▶ **What the task asks**:
Copy everything in the listing below word for word, apart from any images.

Collected data entries
* * * * * * *

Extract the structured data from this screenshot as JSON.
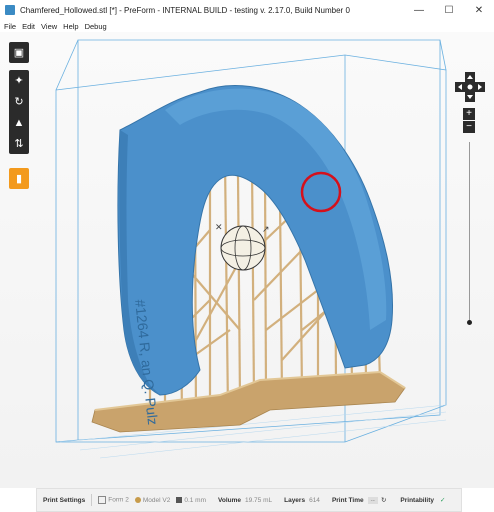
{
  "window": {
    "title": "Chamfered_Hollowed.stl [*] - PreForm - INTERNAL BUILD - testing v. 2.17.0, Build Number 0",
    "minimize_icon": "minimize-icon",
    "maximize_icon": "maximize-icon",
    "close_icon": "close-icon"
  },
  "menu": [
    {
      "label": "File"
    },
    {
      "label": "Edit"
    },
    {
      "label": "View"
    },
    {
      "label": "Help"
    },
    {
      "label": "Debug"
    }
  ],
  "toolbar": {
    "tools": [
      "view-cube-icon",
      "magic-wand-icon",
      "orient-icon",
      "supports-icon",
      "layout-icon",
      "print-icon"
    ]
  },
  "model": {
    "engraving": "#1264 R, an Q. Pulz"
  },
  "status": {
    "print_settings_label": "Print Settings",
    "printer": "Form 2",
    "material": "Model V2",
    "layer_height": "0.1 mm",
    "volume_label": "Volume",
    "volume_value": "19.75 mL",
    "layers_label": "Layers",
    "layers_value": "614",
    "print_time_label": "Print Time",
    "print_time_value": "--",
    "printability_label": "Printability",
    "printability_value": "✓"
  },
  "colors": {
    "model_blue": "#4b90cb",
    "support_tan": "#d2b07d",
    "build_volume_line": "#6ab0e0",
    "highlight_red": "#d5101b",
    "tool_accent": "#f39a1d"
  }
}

* * * * * * *

▶ **Worked answer**:
Extract the structured data from this screenshot as JSON.
{
  "window": {
    "title": "Chamfered_Hollowed.stl [*] - PreForm - INTERNAL BUILD - testing v. 2.17.0, Build Number 0",
    "minimize_icon": "minimize-icon",
    "maximize_icon": "maximize-icon",
    "close_icon": "close-icon"
  },
  "menu": [
    {
      "label": "File"
    },
    {
      "label": "Edit"
    },
    {
      "label": "View"
    },
    {
      "label": "Help"
    },
    {
      "label": "Debug"
    }
  ],
  "toolbar": {
    "tools": [
      "view-cube-icon",
      "magic-wand-icon",
      "orient-icon",
      "supports-icon",
      "layout-icon",
      "print-icon"
    ]
  },
  "model": {
    "engraving": "#1264 R, an Q. Pulz"
  },
  "status": {
    "print_settings_label": "Print Settings",
    "printer": "Form 2",
    "material": "Model V2",
    "layer_height": "0.1 mm",
    "volume_label": "Volume",
    "volume_value": "19.75 mL",
    "layers_label": "Layers",
    "layers_value": "614",
    "print_time_label": "Print Time",
    "print_time_value": "--",
    "printability_label": "Printability",
    "printability_value": "✓"
  },
  "colors": {
    "model_blue": "#4b90cb",
    "support_tan": "#d2b07d",
    "build_volume_line": "#6ab0e0",
    "highlight_red": "#d5101b",
    "tool_accent": "#f39a1d"
  }
}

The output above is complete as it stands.